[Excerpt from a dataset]
* * *

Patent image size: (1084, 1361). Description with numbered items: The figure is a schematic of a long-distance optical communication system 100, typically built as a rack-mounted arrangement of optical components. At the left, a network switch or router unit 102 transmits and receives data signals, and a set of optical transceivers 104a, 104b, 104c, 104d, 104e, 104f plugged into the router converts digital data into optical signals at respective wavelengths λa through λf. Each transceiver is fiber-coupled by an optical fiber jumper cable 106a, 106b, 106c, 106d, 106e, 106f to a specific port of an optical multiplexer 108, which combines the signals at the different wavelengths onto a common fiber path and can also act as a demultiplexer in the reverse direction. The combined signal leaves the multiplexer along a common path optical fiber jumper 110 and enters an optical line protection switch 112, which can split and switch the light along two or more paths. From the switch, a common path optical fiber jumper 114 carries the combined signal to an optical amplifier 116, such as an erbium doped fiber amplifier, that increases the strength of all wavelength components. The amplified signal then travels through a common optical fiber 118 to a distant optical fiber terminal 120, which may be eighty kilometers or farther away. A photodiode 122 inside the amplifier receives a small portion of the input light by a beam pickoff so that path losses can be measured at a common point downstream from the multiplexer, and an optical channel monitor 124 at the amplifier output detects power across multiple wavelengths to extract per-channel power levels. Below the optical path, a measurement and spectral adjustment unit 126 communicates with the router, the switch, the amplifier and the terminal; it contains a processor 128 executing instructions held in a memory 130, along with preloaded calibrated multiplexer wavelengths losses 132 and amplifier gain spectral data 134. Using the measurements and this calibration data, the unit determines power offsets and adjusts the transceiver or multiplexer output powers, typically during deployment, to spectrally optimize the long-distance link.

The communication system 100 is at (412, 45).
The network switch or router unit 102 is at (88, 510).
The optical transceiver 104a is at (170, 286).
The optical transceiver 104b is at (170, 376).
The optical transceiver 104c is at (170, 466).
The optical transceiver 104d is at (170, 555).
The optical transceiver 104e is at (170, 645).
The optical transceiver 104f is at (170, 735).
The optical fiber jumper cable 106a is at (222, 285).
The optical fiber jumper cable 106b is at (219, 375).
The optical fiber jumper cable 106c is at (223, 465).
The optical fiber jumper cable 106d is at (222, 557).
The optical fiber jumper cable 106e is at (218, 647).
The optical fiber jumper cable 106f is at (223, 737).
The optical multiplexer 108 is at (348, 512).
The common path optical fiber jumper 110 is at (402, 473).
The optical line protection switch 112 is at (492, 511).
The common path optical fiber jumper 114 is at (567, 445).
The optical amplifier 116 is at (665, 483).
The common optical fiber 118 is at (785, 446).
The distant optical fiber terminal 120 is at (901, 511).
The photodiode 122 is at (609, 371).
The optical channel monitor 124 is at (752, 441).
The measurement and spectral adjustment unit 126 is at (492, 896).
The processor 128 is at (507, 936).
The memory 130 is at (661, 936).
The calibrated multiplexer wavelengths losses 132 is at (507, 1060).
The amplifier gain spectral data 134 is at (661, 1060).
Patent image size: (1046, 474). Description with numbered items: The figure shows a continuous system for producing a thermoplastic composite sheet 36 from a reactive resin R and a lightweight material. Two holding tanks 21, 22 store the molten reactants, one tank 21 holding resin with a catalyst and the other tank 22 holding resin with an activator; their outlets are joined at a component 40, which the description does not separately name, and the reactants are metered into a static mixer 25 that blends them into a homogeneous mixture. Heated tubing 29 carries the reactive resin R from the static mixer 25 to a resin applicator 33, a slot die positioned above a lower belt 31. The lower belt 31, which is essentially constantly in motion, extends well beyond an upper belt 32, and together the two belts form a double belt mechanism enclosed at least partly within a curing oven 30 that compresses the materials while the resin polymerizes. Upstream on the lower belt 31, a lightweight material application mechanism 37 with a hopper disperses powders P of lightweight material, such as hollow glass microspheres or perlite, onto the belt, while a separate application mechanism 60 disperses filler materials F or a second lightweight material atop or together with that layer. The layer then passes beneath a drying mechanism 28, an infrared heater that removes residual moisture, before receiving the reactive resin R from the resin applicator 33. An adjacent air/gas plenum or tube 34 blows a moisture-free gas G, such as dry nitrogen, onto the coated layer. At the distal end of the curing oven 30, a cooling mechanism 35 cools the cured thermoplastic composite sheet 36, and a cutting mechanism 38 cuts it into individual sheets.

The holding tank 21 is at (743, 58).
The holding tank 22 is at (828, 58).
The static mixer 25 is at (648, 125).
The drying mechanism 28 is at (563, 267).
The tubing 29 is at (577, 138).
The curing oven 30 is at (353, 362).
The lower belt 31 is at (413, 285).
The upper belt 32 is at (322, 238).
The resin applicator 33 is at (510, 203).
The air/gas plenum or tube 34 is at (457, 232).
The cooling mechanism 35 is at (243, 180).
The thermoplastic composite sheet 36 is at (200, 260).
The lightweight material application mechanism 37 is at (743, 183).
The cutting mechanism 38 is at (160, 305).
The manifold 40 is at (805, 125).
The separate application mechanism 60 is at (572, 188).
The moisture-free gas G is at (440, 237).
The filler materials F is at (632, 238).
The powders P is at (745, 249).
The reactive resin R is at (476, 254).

* * *

→ Written problem:
Return every line of the data above word for word, with nothing changed or left out.

→ In response:
Patent image size: (1084, 1361). Description with numbered items: The figure is a schematic of a long-distance optical communication system 100, typically built as a rack-mounted arrangement of optical components. At the left, a network switch or router unit 102 transmits and receives data signals, and a set of optical transceivers 104a, 104b, 104c, 104d, 104e, 104f plugged into the router converts digital data into optical signals at respective wavelengths λa through λf. Each transceiver is fiber-coupled by an optical fiber jumper cable 106a, 106b, 106c, 106d, 106e, 106f to a specific port of an optical multiplexer 108, which combines the signals at the different wavelengths onto a common fiber path and can also act as a demultiplexer in the reverse direction. The combined signal leaves the multiplexer along a common path optical fiber jumper 110 and enters an optical line protection switch 112, which can split and switch the light along two or more paths. From the switch, a common path optical fiber jumper 114 carries the combined signal to an optical amplifier 116, such as an erbium doped fiber amplifier, that increases the strength of all wavelength components. The amplified signal then travels through a common optical fiber 118 to a distant optical fiber terminal 120, which may be eighty kilometers or farther away. A photodiode 122 inside the amplifier receives a small portion of the input light by a beam pickoff so that path losses can be measured at a common point downstream from the multiplexer, and an optical channel monitor 124 at the amplifier output detects power across multiple wavelengths to extract per-channel power levels. Below the optical path, a measurement and spectral adjustment unit 126 communicates with the router, the switch, the amplifier and the terminal; it contains a processor 128 executing instructions held in a memory 130, along with preloaded calibrated multiplexer wavelengths losses 132 and amplifier gain spectral data 134. Using the measurements and this calibration data, the unit determines power offsets and adjusts the transceiver or multiplexer output powers, typically during deployment, to spectrally optimize the long-distance link.

The communication system 100 is at (412, 45).
The network switch or router unit 102 is at (88, 510).
The optical transceiver 104a is at (170, 286).
The optical transceiver 104b is at (170, 376).
The optical transceiver 104c is at (170, 466).
The optical transceiver 104d is at (170, 555).
The optical transceiver 104e is at (170, 645).
The optical transceiver 104f is at (170, 735).
The optical fiber jumper cable 106a is at (222, 285).
The optical fiber jumper cable 106b is at (219, 375).
The optical fiber jumper cable 106c is at (223, 465).
The optical fiber jumper cable 106d is at (222, 557).
The optical fiber jumper cable 106e is at (218, 647).
The optical fiber jumper cable 106f is at (223, 737).
The optical multiplexer 108 is at (348, 512).
The common path optical fiber jumper 110 is at (402, 473).
The optical line protection switch 112 is at (492, 511).
The common path optical fiber jumper 114 is at (567, 445).
The optical amplifier 116 is at (665, 483).
The common optical fiber 118 is at (785, 446).
The distant optical fiber terminal 120 is at (901, 511).
The photodiode 122 is at (609, 371).
The optical channel monitor 124 is at (752, 441).
The measurement and spectral adjustment unit 126 is at (492, 896).
The processor 128 is at (507, 936).
The memory 130 is at (661, 936).
The calibrated multiplexer wavelengths losses 132 is at (507, 1060).
The amplifier gain spectral data 134 is at (661, 1060).
Patent image size: (1046, 474). Description with numbered items: The figure shows a continuous system for producing a thermoplastic composite sheet 36 from a reactive resin R and a lightweight material. Two holding tanks 21, 22 store the molten reactants, one tank 21 holding resin with a catalyst and the other tank 22 holding resin with an activator; their outlets are joined at a component 40, which the description does not separately name, and the reactants are metered into a static mixer 25 that blends them into a homogeneous mixture. Heated tubing 29 carries the reactive resin R from the static mixer 25 to a resin applicator 33, a slot die positioned above a lower belt 31. The lower belt 31, which is essentially constantly in motion, extends well beyond an upper belt 32, and together the two belts form a double belt mechanism enclosed at least partly within a curing oven 30 that compresses the materials while the resin polymerizes. Upstream on the lower belt 31, a lightweight material application mechanism 37 with a hopper disperses powders P of lightweight material, such as hollow glass microspheres or perlite, onto the belt, while a separate application mechanism 60 disperses filler materials F or a second lightweight material atop or together with that layer. The layer then passes beneath a drying mechanism 28, an infrared heater that removes residual moisture, before receiving the reactive resin R from the resin applicator 33. An adjacent air/gas plenum or tube 34 blows a moisture-free gas G, such as dry nitrogen, onto the coated layer. At the distal end of the curing oven 30, a cooling mechanism 35 cools the cured thermoplastic composite sheet 36, and a cutting mechanism 38 cuts it into individual sheets.

The holding tank 21 is at (743, 58).
The holding tank 22 is at (828, 58).
The static mixer 25 is at (648, 125).
The drying mechanism 28 is at (563, 267).
The tubing 29 is at (577, 138).
The curing oven 30 is at (353, 362).
The lower belt 31 is at (413, 285).
The upper belt 32 is at (322, 238).
The resin applicator 33 is at (510, 203).
The air/gas plenum or tube 34 is at (457, 232).
The cooling mechanism 35 is at (243, 180).
The thermoplastic composite sheet 36 is at (200, 260).
The lightweight material application mechanism 37 is at (743, 183).
The cutting mechanism 38 is at (160, 305).
The manifold 40 is at (805, 125).
The separate application mechanism 60 is at (572, 188).
The moisture-free gas G is at (440, 237).
The filler materials F is at (632, 238).
The powders P is at (745, 249).
The reactive resin R is at (476, 254).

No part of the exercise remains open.